**What you should do:**
Format the lines of the material as a numbered list, starting at its first line and ending with the line that contains "place-label: Lamotrek bbox=[1095, 575, 1185, 597]", both included, and leave out any blank lines.

(Element and region data)
========================================
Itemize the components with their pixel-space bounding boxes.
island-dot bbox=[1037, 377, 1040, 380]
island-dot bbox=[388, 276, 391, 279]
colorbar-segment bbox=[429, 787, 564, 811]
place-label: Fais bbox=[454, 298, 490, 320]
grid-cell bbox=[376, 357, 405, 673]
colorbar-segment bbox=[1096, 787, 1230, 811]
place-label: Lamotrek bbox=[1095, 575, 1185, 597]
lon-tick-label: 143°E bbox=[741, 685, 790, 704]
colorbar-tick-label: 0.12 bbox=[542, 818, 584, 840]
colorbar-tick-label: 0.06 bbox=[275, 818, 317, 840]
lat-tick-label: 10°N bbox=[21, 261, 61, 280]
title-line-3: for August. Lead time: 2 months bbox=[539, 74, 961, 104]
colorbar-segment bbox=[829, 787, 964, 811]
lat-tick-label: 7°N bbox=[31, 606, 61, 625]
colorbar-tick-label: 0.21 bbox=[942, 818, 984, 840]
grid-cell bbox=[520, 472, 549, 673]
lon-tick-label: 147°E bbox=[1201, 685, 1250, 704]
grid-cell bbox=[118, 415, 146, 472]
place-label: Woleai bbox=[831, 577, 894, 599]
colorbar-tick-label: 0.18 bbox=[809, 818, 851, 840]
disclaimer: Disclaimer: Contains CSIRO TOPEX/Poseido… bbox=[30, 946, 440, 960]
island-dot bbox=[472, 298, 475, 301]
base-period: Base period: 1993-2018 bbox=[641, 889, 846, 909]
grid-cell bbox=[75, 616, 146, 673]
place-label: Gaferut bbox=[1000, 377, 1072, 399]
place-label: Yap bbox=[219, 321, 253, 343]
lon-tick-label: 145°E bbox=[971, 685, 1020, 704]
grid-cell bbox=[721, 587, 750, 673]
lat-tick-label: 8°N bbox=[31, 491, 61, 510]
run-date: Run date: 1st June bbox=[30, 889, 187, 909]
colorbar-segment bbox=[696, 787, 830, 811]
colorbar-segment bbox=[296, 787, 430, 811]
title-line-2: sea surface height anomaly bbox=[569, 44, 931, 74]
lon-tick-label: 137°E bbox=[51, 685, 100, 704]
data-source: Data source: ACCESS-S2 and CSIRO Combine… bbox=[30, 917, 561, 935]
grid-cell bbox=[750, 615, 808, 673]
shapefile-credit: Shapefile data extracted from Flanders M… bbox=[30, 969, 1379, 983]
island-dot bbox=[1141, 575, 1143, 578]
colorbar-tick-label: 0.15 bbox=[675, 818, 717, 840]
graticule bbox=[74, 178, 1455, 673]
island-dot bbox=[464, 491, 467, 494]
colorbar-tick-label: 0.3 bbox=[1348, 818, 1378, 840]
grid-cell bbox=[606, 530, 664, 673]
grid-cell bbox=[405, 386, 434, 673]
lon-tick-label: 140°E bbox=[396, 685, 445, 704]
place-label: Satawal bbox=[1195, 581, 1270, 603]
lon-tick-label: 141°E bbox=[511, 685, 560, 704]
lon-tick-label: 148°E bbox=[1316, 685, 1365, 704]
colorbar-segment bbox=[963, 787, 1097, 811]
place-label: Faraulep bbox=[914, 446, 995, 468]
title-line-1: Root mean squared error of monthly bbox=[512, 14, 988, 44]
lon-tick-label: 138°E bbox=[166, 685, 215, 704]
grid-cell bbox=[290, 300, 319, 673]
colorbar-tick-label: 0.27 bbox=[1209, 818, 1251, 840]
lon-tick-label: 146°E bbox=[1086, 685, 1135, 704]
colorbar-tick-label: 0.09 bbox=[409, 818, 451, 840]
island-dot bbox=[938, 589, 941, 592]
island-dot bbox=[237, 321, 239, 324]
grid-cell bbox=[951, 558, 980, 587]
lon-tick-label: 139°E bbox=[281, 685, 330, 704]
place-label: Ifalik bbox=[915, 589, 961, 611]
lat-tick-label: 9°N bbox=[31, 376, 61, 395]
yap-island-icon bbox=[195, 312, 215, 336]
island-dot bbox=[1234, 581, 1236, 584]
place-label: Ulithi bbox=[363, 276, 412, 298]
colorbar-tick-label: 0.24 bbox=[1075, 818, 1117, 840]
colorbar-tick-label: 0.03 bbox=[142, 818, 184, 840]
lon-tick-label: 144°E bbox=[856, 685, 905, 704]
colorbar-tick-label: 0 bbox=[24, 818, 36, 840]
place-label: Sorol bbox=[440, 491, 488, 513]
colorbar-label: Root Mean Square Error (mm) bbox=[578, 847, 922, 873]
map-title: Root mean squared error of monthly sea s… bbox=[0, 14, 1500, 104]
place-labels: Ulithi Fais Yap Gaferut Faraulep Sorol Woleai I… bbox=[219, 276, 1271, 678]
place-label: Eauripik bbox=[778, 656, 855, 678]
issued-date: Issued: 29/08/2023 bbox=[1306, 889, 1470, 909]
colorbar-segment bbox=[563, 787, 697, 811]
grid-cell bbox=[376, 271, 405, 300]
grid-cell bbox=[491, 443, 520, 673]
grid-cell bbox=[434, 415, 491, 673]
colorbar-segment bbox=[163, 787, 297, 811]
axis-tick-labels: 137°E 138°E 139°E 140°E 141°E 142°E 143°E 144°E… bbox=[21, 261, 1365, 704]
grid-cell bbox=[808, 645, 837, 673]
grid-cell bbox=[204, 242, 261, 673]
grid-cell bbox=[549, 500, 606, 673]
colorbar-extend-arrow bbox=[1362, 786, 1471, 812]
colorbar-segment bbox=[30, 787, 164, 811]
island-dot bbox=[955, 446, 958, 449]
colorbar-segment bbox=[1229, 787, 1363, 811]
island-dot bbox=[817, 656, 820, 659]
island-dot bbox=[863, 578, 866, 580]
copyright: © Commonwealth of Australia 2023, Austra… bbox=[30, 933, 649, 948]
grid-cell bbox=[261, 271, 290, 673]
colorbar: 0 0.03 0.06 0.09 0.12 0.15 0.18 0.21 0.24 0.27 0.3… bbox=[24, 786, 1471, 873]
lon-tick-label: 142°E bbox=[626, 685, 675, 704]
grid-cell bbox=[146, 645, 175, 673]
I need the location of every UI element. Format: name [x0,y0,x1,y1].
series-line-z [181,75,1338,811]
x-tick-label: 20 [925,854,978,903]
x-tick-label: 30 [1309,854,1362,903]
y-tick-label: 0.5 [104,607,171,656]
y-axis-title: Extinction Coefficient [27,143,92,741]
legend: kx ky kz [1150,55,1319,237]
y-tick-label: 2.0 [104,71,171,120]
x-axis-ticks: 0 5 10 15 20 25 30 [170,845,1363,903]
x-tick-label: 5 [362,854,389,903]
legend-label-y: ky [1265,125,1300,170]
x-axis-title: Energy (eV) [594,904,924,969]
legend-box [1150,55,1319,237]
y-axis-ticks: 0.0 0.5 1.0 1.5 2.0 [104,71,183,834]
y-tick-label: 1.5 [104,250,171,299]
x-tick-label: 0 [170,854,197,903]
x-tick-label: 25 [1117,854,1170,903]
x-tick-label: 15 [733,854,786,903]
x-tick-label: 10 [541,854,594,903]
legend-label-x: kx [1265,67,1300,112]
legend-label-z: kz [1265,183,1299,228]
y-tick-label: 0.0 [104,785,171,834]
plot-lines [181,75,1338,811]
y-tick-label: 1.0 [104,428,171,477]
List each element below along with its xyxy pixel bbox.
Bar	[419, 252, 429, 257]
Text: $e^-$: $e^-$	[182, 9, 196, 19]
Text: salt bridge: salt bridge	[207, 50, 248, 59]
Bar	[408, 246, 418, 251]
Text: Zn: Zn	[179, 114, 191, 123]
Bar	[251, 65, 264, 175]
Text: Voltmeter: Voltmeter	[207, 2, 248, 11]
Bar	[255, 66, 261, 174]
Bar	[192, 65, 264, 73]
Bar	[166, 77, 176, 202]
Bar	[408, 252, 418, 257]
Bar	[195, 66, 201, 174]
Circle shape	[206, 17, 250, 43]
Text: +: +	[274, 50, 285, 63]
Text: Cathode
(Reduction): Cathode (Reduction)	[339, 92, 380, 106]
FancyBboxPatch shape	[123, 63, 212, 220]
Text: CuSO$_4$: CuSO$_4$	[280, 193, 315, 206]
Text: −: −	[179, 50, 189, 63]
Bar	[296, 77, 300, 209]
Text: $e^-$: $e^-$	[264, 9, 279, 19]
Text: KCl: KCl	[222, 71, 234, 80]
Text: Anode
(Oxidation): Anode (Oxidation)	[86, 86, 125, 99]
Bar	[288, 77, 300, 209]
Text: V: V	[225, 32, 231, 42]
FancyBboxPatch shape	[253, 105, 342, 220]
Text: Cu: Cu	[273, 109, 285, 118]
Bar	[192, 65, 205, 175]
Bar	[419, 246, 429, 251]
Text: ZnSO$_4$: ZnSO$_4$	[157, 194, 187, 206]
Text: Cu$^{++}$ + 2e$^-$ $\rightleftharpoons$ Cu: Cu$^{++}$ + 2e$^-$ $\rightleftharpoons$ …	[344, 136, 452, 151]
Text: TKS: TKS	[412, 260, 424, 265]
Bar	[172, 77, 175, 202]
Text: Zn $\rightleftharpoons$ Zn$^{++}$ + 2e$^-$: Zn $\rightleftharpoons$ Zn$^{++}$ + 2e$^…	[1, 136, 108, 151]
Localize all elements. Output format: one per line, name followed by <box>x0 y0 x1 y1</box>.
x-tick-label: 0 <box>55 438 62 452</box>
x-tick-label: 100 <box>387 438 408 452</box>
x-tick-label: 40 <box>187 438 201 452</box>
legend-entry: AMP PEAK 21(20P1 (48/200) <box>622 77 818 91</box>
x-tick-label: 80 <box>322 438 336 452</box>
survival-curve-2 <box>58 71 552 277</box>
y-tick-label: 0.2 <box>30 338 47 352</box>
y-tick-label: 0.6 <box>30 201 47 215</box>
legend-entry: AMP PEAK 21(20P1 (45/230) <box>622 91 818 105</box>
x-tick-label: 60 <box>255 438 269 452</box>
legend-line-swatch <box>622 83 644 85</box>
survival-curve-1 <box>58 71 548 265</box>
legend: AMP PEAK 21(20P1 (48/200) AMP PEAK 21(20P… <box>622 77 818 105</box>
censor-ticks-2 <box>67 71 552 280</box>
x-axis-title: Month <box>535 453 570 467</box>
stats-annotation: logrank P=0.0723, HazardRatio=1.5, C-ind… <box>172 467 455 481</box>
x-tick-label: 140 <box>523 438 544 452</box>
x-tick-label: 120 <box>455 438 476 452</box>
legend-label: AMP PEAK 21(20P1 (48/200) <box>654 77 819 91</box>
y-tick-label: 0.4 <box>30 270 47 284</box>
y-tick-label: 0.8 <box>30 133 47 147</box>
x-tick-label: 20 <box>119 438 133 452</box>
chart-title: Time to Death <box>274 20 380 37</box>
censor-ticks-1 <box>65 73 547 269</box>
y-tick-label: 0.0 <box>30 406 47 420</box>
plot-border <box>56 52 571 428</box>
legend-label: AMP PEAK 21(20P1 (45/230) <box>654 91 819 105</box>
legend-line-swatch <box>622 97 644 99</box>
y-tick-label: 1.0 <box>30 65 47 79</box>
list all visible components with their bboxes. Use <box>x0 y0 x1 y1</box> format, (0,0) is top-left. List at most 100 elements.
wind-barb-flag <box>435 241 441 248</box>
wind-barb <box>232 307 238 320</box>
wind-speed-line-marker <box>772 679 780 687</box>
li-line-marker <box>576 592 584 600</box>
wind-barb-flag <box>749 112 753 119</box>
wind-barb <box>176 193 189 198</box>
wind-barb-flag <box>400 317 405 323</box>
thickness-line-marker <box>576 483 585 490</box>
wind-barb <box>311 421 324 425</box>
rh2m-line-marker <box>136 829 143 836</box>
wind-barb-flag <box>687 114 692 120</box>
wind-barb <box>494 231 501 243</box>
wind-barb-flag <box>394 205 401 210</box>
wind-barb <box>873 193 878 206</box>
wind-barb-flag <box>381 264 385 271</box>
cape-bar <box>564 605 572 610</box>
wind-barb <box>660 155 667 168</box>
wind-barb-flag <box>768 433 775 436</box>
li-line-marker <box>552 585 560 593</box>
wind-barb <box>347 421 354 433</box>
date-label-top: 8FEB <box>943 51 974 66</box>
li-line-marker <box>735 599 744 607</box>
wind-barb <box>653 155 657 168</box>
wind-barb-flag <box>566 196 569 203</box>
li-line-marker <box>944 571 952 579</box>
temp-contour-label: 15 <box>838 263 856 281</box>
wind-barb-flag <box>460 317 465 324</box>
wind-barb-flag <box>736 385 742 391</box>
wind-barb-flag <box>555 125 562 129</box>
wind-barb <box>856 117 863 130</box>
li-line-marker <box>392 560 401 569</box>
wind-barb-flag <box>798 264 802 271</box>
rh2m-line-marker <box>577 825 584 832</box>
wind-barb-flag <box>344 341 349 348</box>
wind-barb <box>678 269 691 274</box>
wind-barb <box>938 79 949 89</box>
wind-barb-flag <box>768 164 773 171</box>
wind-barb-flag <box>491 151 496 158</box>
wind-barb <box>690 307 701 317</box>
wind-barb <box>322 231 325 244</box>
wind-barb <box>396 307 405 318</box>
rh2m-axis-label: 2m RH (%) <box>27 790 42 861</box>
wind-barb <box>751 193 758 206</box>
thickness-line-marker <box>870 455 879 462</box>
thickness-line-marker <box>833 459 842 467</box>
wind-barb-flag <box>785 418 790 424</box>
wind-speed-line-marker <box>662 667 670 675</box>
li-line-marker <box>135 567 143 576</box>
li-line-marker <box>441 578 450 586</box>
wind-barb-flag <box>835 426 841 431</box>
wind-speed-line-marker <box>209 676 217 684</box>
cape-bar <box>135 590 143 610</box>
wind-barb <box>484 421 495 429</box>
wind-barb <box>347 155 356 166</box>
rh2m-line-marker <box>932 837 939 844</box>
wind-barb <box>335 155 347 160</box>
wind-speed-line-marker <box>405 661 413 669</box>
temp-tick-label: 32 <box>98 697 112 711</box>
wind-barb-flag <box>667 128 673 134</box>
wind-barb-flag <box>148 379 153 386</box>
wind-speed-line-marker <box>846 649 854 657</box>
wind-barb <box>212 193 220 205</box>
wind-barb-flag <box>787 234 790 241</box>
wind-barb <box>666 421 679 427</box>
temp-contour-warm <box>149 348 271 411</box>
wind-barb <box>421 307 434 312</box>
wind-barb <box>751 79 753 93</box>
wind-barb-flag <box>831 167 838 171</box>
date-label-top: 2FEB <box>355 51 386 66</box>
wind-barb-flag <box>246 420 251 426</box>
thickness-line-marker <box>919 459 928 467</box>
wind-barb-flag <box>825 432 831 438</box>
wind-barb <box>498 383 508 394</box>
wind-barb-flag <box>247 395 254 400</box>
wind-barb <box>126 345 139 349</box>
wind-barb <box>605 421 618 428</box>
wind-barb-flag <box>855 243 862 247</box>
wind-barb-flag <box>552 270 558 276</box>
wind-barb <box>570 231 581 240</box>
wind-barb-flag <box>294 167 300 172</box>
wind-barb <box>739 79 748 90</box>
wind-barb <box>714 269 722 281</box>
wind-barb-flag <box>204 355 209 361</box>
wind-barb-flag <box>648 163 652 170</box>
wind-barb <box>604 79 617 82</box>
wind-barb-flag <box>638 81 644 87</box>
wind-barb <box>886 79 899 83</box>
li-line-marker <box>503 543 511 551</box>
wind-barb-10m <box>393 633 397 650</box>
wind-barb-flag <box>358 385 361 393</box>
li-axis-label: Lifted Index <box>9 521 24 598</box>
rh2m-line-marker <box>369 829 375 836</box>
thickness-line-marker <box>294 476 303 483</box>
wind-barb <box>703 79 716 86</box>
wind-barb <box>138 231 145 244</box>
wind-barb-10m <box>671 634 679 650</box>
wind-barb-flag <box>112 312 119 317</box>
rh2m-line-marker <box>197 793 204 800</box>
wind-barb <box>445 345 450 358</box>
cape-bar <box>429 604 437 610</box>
========================================
**Solution for this problem:**
1. Itemize the components with their pixel-space bounding boxes.
2. island-dot bbox=[1037, 377, 1040, 380]
3. island-dot bbox=[388, 276, 391, 279]
4. colorbar-segment bbox=[429, 787, 564, 811]
5. place-label: Fais bbox=[454, 298, 490, 320]
6. grid-cell bbox=[376, 357, 405, 673]
7. colorbar-segment bbox=[1096, 787, 1230, 811]
8. place-label: Lamotrek bbox=[1095, 575, 1185, 597]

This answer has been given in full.